> TO BE DONE
Repeat the material below word for word and leave out all pictures.

> ITEMS
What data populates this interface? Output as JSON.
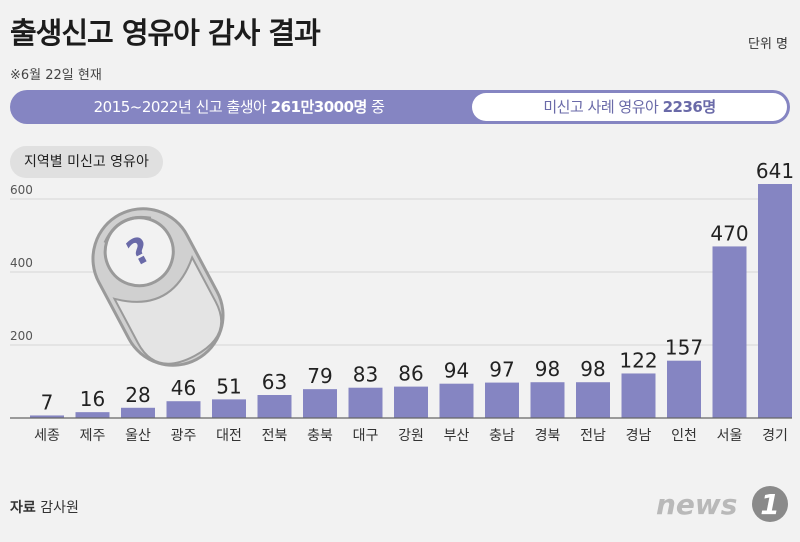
{
  "header": {
    "title": "출생신고 영유아 감사 결과",
    "unit": "단위 명",
    "note": "※6월 22일 현재"
  },
  "banner": {
    "left_prefix": "2015~2022년 신고 출생아 ",
    "left_value": "261만3000명",
    "left_suffix": " 중",
    "right_prefix": "미신고 사례 영유아 ",
    "right_value": "2236명"
  },
  "chip_label": "지역별 미신고 영유아",
  "footer": {
    "source_label": "자료",
    "source_value": "감사원"
  },
  "logo": {
    "text": "news",
    "number": "1"
  },
  "colors": {
    "bar": "#8585c2",
    "banner": "#8585c2",
    "axis": "#666666"
  },
  "chart_data": {
    "type": "bar",
    "categories": [
      "세종",
      "제주",
      "울산",
      "광주",
      "대전",
      "전북",
      "충북",
      "대구",
      "강원",
      "부산",
      "충남",
      "경북",
      "전남",
      "경남",
      "인천",
      "서울",
      "경기"
    ],
    "values": [
      7,
      16,
      28,
      46,
      51,
      63,
      79,
      83,
      86,
      94,
      97,
      98,
      98,
      122,
      157,
      470,
      641
    ],
    "yticks": [
      200,
      400,
      600
    ],
    "ylim": [
      0,
      641
    ],
    "grid": true,
    "title": "",
    "xlabel": "",
    "ylabel": ""
  }
}
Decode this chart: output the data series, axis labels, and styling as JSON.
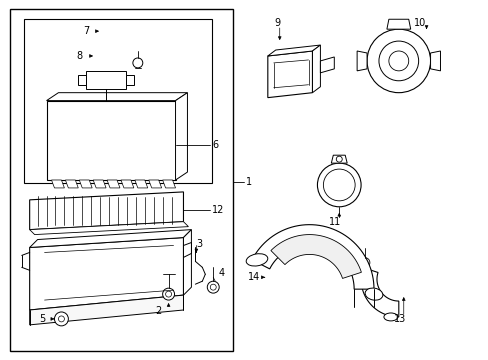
{
  "bg_color": "#ffffff",
  "line_color": "#000000",
  "figsize": [
    4.89,
    3.6
  ],
  "dpi": 100
}
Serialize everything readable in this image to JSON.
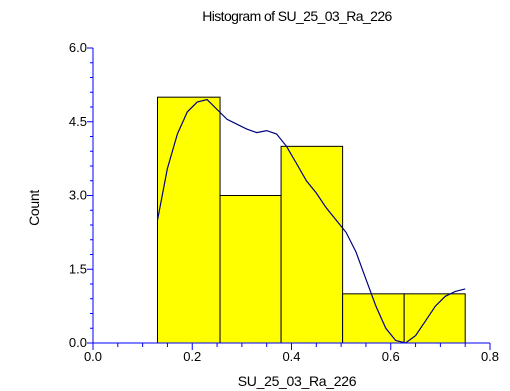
{
  "chart_data": {
    "type": "bar",
    "title": "Histogram of SU_25_03_Ra_226",
    "xlabel": "SU_25_03_Ra_226",
    "ylabel": "Count",
    "xlim": [
      0.0,
      0.8
    ],
    "ylim": [
      0.0,
      6.0
    ],
    "x_ticks": [
      "0.0",
      "0.2",
      "0.4",
      "0.6",
      "0.8"
    ],
    "y_ticks": [
      "0.0",
      "1.5",
      "3.0",
      "4.5",
      "6.0"
    ],
    "bins": [
      {
        "from": 0.13,
        "to": 0.256,
        "count": 5
      },
      {
        "from": 0.256,
        "to": 0.379,
        "count": 3
      },
      {
        "from": 0.379,
        "to": 0.503,
        "count": 4
      },
      {
        "from": 0.503,
        "to": 0.627,
        "count": 1
      },
      {
        "from": 0.627,
        "to": 0.75,
        "count": 1
      }
    ],
    "density_curve": {
      "x": [
        0.13,
        0.15,
        0.17,
        0.19,
        0.21,
        0.23,
        0.25,
        0.27,
        0.29,
        0.31,
        0.33,
        0.35,
        0.37,
        0.39,
        0.41,
        0.43,
        0.45,
        0.47,
        0.49,
        0.51,
        0.53,
        0.55,
        0.57,
        0.59,
        0.61,
        0.63,
        0.65,
        0.67,
        0.69,
        0.71,
        0.73,
        0.75
      ],
      "y": [
        2.5,
        3.55,
        4.25,
        4.7,
        4.9,
        4.95,
        4.75,
        4.55,
        4.45,
        4.35,
        4.28,
        4.32,
        4.25,
        4.0,
        3.65,
        3.3,
        3.05,
        2.75,
        2.5,
        2.25,
        1.85,
        1.3,
        0.75,
        0.3,
        0.05,
        0.0,
        0.15,
        0.45,
        0.75,
        0.95,
        1.05,
        1.1
      ]
    },
    "colors": {
      "bar_fill": "#ffff00",
      "bar_stroke": "#000000",
      "axis": "#0000ff",
      "curve": "#000080"
    },
    "grid": false,
    "legend": "none"
  }
}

> EXERCISE RESPONSE
What data populates this interface? Output as JSON.
{
  "header": {
    "title": "출생신고 영유아 감사 결과",
    "unit": "단위 명",
    "note": "※6월 22일 현재"
  },
  "banner": {
    "left_prefix": "2015~2022년 신고 출생아 ",
    "left_value": "261만3000명",
    "left_suffix": " 중",
    "right_prefix": "미신고 사례 영유아 ",
    "right_value": "2236명"
  },
  "chip_label": "지역별 미신고 영유아",
  "footer": {
    "source_label": "자료",
    "source_value": "감사원"
  },
  "logo": {
    "text": "news",
    "number": "1"
  },
  "colors": {
    "bar": "#8585c2",
    "banner": "#8585c2",
    "axis": "#666666"
  },
  "chart_data": {
    "type": "bar",
    "categories": [
      "세종",
      "제주",
      "울산",
      "광주",
      "대전",
      "전북",
      "충북",
      "대구",
      "강원",
      "부산",
      "충남",
      "경북",
      "전남",
      "경남",
      "인천",
      "서울",
      "경기"
    ],
    "values": [
      7,
      16,
      28,
      46,
      51,
      63,
      79,
      83,
      86,
      94,
      97,
      98,
      98,
      122,
      157,
      470,
      641
    ],
    "yticks": [
      200,
      400,
      600
    ],
    "ylim": [
      0,
      641
    ],
    "grid": true,
    "title": "",
    "xlabel": "",
    "ylabel": ""
  }
}
Decode this chart: output the data series, axis labels, and styling as JSON.
{
  "bg_color": "#ffffff",
  "line_color": "#000000",
  "figsize": [
    4.89,
    3.6
  ],
  "dpi": 100
}
Serialize everything readable in this image to JSON.
{
  "chart_data": {
    "type": "bar",
    "title": "Histogram of SU_25_03_Ra_226",
    "xlabel": "SU_25_03_Ra_226",
    "ylabel": "Count",
    "xlim": [
      0.0,
      0.8
    ],
    "ylim": [
      0.0,
      6.0
    ],
    "x_ticks": [
      "0.0",
      "0.2",
      "0.4",
      "0.6",
      "0.8"
    ],
    "y_ticks": [
      "0.0",
      "1.5",
      "3.0",
      "4.5",
      "6.0"
    ],
    "bins": [
      {
        "from": 0.13,
        "to": 0.256,
        "count": 5
      },
      {
        "from": 0.256,
        "to": 0.379,
        "count": 3
      },
      {
        "from": 0.379,
        "to": 0.503,
        "count": 4
      },
      {
        "from": 0.503,
        "to": 0.627,
        "count": 1
      },
      {
        "from": 0.627,
        "to": 0.75,
        "count": 1
      }
    ],
    "density_curve": {
      "x": [
        0.13,
        0.15,
        0.17,
        0.19,
        0.21,
        0.23,
        0.25,
        0.27,
        0.29,
        0.31,
        0.33,
        0.35,
        0.37,
        0.39,
        0.41,
        0.43,
        0.45,
        0.47,
        0.49,
        0.51,
        0.53,
        0.55,
        0.57,
        0.59,
        0.61,
        0.63,
        0.65,
        0.67,
        0.69,
        0.71,
        0.73,
        0.75
      ],
      "y": [
        2.5,
        3.55,
        4.25,
        4.7,
        4.9,
        4.95,
        4.75,
        4.55,
        4.45,
        4.35,
        4.28,
        4.32,
        4.25,
        4.0,
        3.65,
        3.3,
        3.05,
        2.75,
        2.5,
        2.25,
        1.85,
        1.3,
        0.75,
        0.3,
        0.05,
        0.0,
        0.15,
        0.45,
        0.75,
        0.95,
        1.05,
        1.1
      ]
    },
    "colors": {
      "bar_fill": "#ffff00",
      "bar_stroke": "#000000",
      "axis": "#0000ff",
      "curve": "#000080"
    },
    "grid": false,
    "legend": "none"
  }
}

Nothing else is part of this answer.